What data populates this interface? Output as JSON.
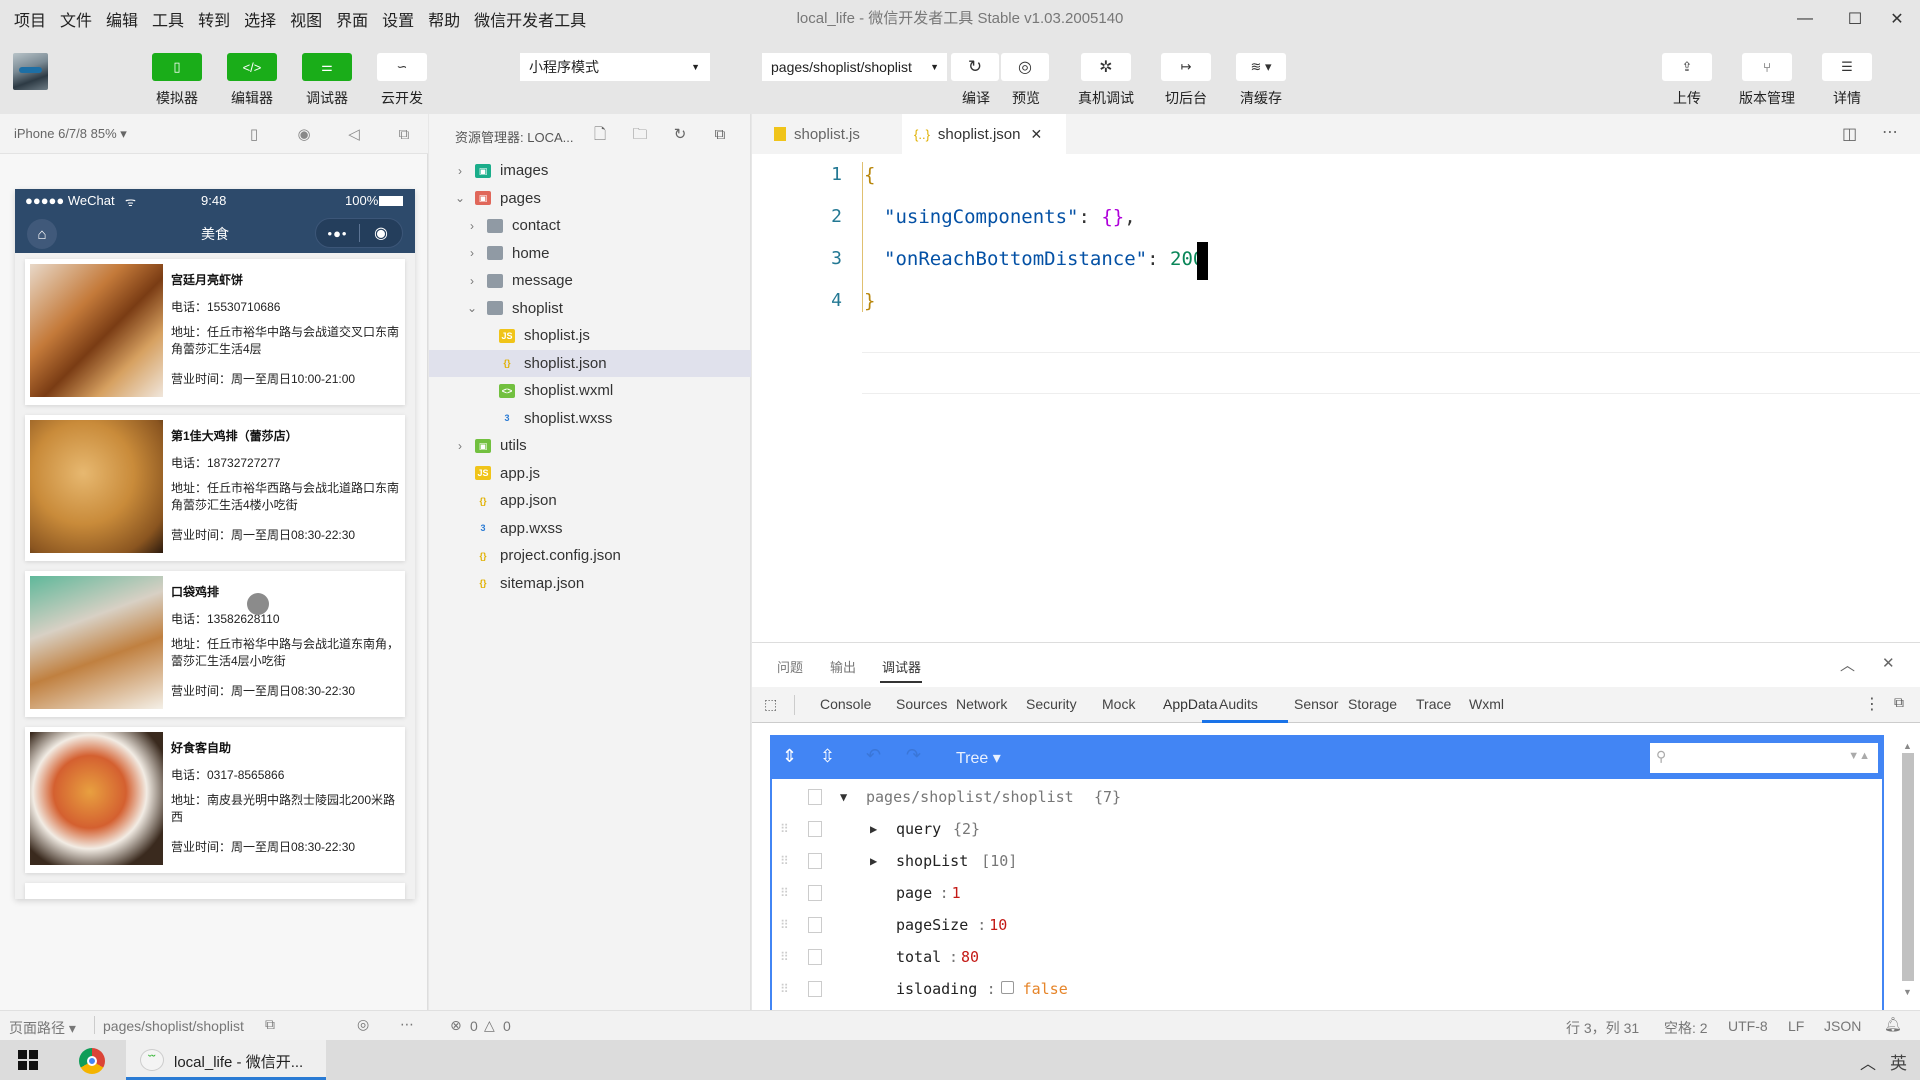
{
  "window": {
    "title": "local_life - 微信开发者工具 Stable v1.03.2005140",
    "minimize_icon": "minimize-icon",
    "maximize_icon": "maximize-icon",
    "close_icon": "close-icon"
  },
  "menubar": [
    "项目",
    "文件",
    "编辑",
    "工具",
    "转到",
    "选择",
    "视图",
    "界面",
    "设置",
    "帮助",
    "微信开发者工具"
  ],
  "toolbar": {
    "simulator": "模拟器",
    "editor": "编辑器",
    "debugger": "调试器",
    "cloud": "云开发",
    "mode_select": "小程序模式",
    "page_select": "pages/shoplist/shoplist",
    "compile": "编译",
    "preview": "预览",
    "remote_debug": "真机调试",
    "background": "切后台",
    "clear_cache": "清缓存",
    "upload": "上传",
    "version": "版本管理",
    "details": "详情"
  },
  "simulator": {
    "device": "iPhone 6/7/8 85%",
    "status": {
      "carrier": "●●●●● WeChat",
      "time": "9:48",
      "battery": "100%"
    },
    "nav_title": "美食",
    "shops": [
      {
        "name": "宫廷月亮虾饼",
        "tel": "电话：15530710686",
        "addr": "地址：任丘市裕华中路与会战道交叉口东南角蕾莎汇生活4层",
        "hours": "营业时间：周一至周日10:00-21:00"
      },
      {
        "name": "第1佳大鸡排（蕾莎店）",
        "tel": "电话：18732727277",
        "addr": "地址：任丘市裕华西路与会战北道路口东南角蕾莎汇生活4楼小吃街",
        "hours": "营业时间：周一至周日08:30-22:30"
      },
      {
        "name": "口袋鸡排",
        "tel": "电话：13582628110",
        "addr": "地址：任丘市裕华中路与会战北道东南角，蕾莎汇生活4层小吃街",
        "hours": "营业时间：周一至周日08:30-22:30"
      },
      {
        "name": "好食客自助",
        "tel": "电话：0317-8565866",
        "addr": "地址：南皮县光明中路烈士陵园北200米路西",
        "hours": "营业时间：周一至周日08:30-22:30"
      }
    ]
  },
  "explorer": {
    "title": "资源管理器: LOCA...",
    "tree": [
      {
        "label": "images",
        "depth": 0,
        "chevron": "›",
        "icon": "folder-images"
      },
      {
        "label": "pages",
        "depth": 0,
        "chevron": "⌄",
        "icon": "folder-pages"
      },
      {
        "label": "contact",
        "depth": 1,
        "chevron": "›",
        "icon": "folder"
      },
      {
        "label": "home",
        "depth": 1,
        "chevron": "›",
        "icon": "folder"
      },
      {
        "label": "message",
        "depth": 1,
        "chevron": "›",
        "icon": "folder"
      },
      {
        "label": "shoplist",
        "depth": 1,
        "chevron": "⌄",
        "icon": "folder-open"
      },
      {
        "label": "shoplist.js",
        "depth": 2,
        "chevron": "",
        "icon": "js"
      },
      {
        "label": "shoplist.json",
        "depth": 2,
        "chevron": "",
        "icon": "json",
        "active": true
      },
      {
        "label": "shoplist.wxml",
        "depth": 2,
        "chevron": "",
        "icon": "wxml"
      },
      {
        "label": "shoplist.wxss",
        "depth": 2,
        "chevron": "",
        "icon": "wxss"
      },
      {
        "label": "utils",
        "depth": 0,
        "chevron": "›",
        "icon": "folder-utils"
      },
      {
        "label": "app.js",
        "depth": 0,
        "chevron": "",
        "icon": "js"
      },
      {
        "label": "app.json",
        "depth": 0,
        "chevron": "",
        "icon": "json"
      },
      {
        "label": "app.wxss",
        "depth": 0,
        "chevron": "",
        "icon": "wxss"
      },
      {
        "label": "project.config.json",
        "depth": 0,
        "chevron": "",
        "icon": "json"
      },
      {
        "label": "sitemap.json",
        "depth": 0,
        "chevron": "",
        "icon": "json"
      }
    ]
  },
  "editor": {
    "tabs": [
      {
        "label": "shoplist.js",
        "active": false
      },
      {
        "label": "shoplist.json",
        "active": true
      }
    ],
    "lines": [
      {
        "n": "1",
        "text": "{"
      },
      {
        "n": "2",
        "key": "\"usingComponents\"",
        "sep": ": ",
        "val": "{}",
        "tail": ","
      },
      {
        "n": "3",
        "key": "\"onReachBottomDistance\"",
        "sep": ": ",
        "val": "200",
        "tail": ""
      },
      {
        "n": "4",
        "text": "}"
      }
    ]
  },
  "debugger": {
    "panel_tabs": [
      "问题",
      "输出",
      "调试器"
    ],
    "active_panel": "调试器",
    "devtools_tabs": [
      "Console",
      "Sources",
      "Network",
      "Security",
      "Mock",
      "AppData",
      "Audits",
      "Sensor",
      "Storage",
      "Trace",
      "Wxml"
    ],
    "active_devtools_tab": "AppData",
    "appdata": {
      "mode": "Tree ▾",
      "search_placeholder": "",
      "root": {
        "label": "pages/shoplist/shoplist",
        "count": "{7}"
      },
      "rows": [
        {
          "key": "query",
          "meta": "{2}",
          "expandable": true
        },
        {
          "key": "shopList",
          "meta": "[10]",
          "expandable": true
        },
        {
          "key": "page",
          "value": "1",
          "type": "number"
        },
        {
          "key": "pageSize",
          "value": "10",
          "type": "number"
        },
        {
          "key": "total",
          "value": "80",
          "type": "number"
        },
        {
          "key": "isloading",
          "value": "false",
          "type": "boolean"
        }
      ]
    }
  },
  "statusbar": {
    "page_path_label": "页面路径 ▾",
    "page_path": "pages/shoplist/shoplist",
    "errors": "0",
    "warnings": "0",
    "position": "行 3，列 31",
    "indent": "空格: 2",
    "encoding": "UTF-8",
    "eol": "LF",
    "language": "JSON"
  },
  "taskbar": {
    "app_label": "local_life - 微信开...",
    "ime": "英"
  },
  "colors": {
    "wechat_green": "#1aad19",
    "nav_blue": "#2d4a6b",
    "appdata_blue": "#4285f4",
    "active_tab_underline": "#1a73e8"
  }
}
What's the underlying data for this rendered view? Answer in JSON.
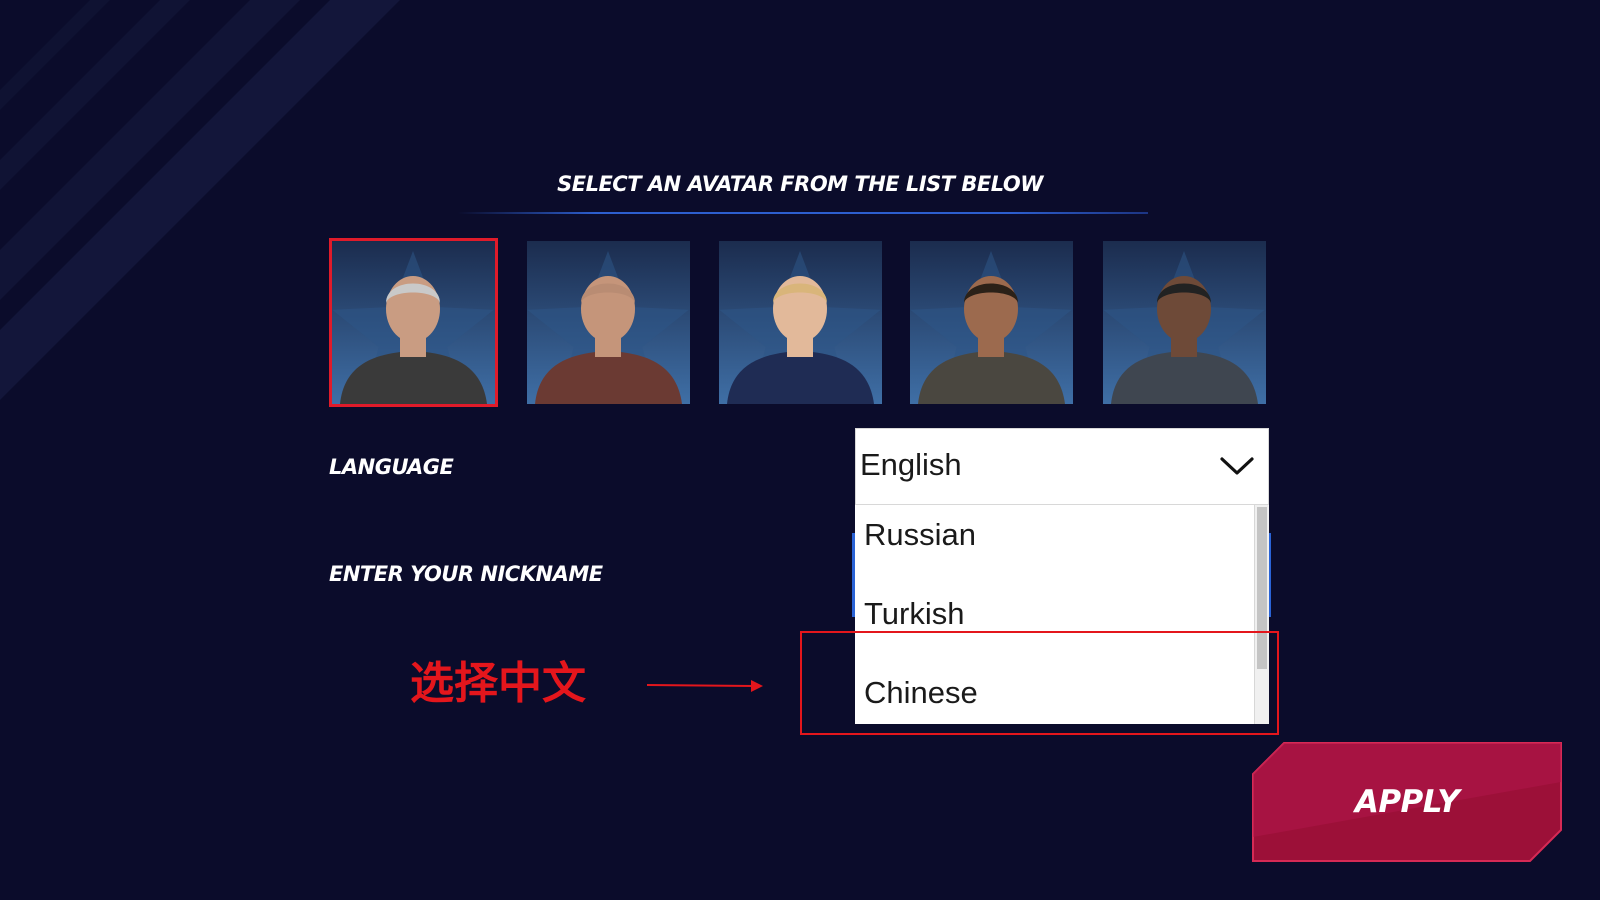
{
  "heading": "SELECT AN AVATAR FROM THE LIST BELOW",
  "avatars": [
    {
      "name": "avatar-1",
      "hair": "#c9c9c9",
      "skin": "#c99c82",
      "shirt": "#3a3a3a",
      "selected": true
    },
    {
      "name": "avatar-2",
      "hair": "#b98c73",
      "skin": "#c5957a",
      "shirt": "#6b3a33",
      "selected": false
    },
    {
      "name": "avatar-3",
      "hair": "#d9b57a",
      "skin": "#e2b99a",
      "shirt": "#1f2c54",
      "selected": false
    },
    {
      "name": "avatar-4",
      "hair": "#2b2118",
      "skin": "#9c6a4e",
      "shirt": "#4a4740",
      "selected": false
    },
    {
      "name": "avatar-5",
      "hair": "#222222",
      "skin": "#6e4a38",
      "shirt": "#3f4650",
      "selected": false
    }
  ],
  "language": {
    "label": "LANGUAGE",
    "selected": "English",
    "options": [
      "Russian",
      "Turkish",
      "Chinese"
    ]
  },
  "nickname": {
    "label": "ENTER YOUR NICKNAME"
  },
  "annotation": {
    "text": "选择中文"
  },
  "apply": {
    "label": "APPLY"
  },
  "colors": {
    "background": "#0b0c2b",
    "accent_red": "#e4161c",
    "apply_button": "#a0113a",
    "rule_blue": "#2d5fcf"
  }
}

──────

Report the number of lines above that contain the word "addr", and only that number.

4